**Text extract**
[Openmcl-devel] how does this work, exactly?

Gary Byers gb at clozure.com
Wed Sep 29 19:46:20 PDT 2004



On Wed, 29 Sep 2004, alex crain wrote:

>
> I create some classes:
>
> (defclass tab-view-item (ns:ns-tab-view-item)
> 	...
> 	(:metaclass ns:+ns-object))
>
> (defclass tab-view (ns:ns-tab-view)
> 	...
> 	(:metaclass ns:+ns-object))
>
> And I create some instances...
>
> (send (make-instance 'tab-view)
> 	 :add-tab-view-item (make-instance 'tab-view-item))
>
> I now have an instance of tab-view-item that is referenced by the
> tab-view cocoa object but not, as far as I can tell, anywhere
> in the lisp system. So, why doesn't lisp garbage collect my
> tab-view-item?

How does this work ?

? (#_malloc 20)

On a foreign function call like this, two blocks of memory get allocated:

1) a block of "foreign memory", at least 20 bytes long in this
   example, in some area of memory managed by malloc

2) A lisp object of type MACPTR, which references (1).  Note that many
   MACPTRs can reference the same address; MACPTRs that reference the
   same address are EQL to each other, but not necessarily EQ.

If the GC can prove that a lisp object of type MACPTR isn't referenced
from any non-garbage lisp object, it can reclaim the memory used by
that MACPTR (just as for conses, strings, functions,
standard-instances, etc.)  That has nothing to do in general with
whether or not any block of foreign memory that the MACPTR references
remains allocated.

A MACPTR to an ObjC instance tries to cache that fact; conceptually,
it changes its class from MACPTR to the (foreign) class of the instance.

In general, an Objective C instance will remain allocated as long as
its reference count is greater than 0.  It's tempting to say that
whenever lisp code creates a MACPTR which referencs an ObjC intance
it should increment that instance's reference count; whenever the GC
discovers that such a MACPTR is about to become garbage, it should
arrange to decrement the ObjC object's reference count.  This would
help to prevent situations where a MACPTR has classified itself as
an instance of some ObjC class but the instance in question has been
deallocated.

Unfortunately, I don't think that a scheme like that would scale well.
(If it worked perfectly, foreign pointers that would otherwise be freed
would linger until the GC could prove that there were no references
to them, which might have adverse effects.

I'd started to implement another (less ambitios) scheme, that involved
"canonicalizing" the MACPTRs used to reference ObjC object (so that
there was generally something more of a 1:1 correspondence.)  That
scheme ran into other problems related to how pthread cleanup functions
work in Darwin (threads become unable to respond to signals), and I
backed out of that.

**Task to carry out**
Please quote everything in the mailing-list reply from "2) A lisp object" down to "not necessarily EQ." word for word.

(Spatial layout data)
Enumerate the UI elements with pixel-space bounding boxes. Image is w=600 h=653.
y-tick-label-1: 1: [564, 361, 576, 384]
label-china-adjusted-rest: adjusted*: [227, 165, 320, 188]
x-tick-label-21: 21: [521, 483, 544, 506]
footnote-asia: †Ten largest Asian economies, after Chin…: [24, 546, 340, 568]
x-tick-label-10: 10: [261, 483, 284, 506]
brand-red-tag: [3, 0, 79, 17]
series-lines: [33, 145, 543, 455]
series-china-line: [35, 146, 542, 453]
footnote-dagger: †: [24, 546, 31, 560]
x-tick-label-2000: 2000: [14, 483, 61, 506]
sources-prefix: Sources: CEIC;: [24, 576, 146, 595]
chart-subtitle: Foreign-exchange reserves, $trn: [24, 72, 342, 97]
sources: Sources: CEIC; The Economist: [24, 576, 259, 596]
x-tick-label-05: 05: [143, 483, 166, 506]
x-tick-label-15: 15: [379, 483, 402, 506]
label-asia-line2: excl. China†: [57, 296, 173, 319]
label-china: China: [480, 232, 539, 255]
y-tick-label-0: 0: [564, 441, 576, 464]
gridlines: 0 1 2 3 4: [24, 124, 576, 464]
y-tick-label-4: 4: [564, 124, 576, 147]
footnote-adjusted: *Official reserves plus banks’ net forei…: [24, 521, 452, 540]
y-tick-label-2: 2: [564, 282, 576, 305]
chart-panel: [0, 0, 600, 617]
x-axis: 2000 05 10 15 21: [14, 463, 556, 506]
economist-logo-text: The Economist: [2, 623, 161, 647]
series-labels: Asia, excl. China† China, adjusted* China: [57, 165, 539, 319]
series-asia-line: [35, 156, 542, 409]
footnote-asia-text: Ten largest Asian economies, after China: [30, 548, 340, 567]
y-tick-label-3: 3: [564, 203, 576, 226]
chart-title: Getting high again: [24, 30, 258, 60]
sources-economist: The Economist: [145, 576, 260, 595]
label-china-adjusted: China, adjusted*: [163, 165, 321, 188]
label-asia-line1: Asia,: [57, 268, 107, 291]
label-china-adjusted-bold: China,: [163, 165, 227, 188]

**Final result**
2) A lisp object of type MACPTR, which references (1).  Note that many
   MACPTRs can reference the same address; MACPTRs that reference the
   same address are EQL to each other, but not necessarily EQ.